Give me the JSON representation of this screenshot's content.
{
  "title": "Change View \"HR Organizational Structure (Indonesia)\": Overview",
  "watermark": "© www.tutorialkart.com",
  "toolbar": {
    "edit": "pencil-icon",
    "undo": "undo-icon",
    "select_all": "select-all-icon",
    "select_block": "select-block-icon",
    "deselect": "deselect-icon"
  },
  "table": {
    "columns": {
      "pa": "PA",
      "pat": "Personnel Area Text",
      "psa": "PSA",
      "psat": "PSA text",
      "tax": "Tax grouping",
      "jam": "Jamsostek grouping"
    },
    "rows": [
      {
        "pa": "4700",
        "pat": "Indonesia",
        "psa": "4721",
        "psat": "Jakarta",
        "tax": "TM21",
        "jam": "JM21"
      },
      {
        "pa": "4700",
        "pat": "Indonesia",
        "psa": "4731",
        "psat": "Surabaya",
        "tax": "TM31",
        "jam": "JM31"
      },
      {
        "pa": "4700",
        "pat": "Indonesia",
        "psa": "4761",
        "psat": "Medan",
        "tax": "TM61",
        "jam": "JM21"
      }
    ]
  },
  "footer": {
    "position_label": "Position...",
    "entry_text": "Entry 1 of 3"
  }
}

☆ ☆ ☆ ☆ ☆ ☆ ☆

- **EXERCISE BRIEF**
Copy out each line in the preceding records that contains "grouping".

- **EXERCISE OUTPUT**
      "tax": "Tax grouping",
      "jam": "Jamsostek grouping"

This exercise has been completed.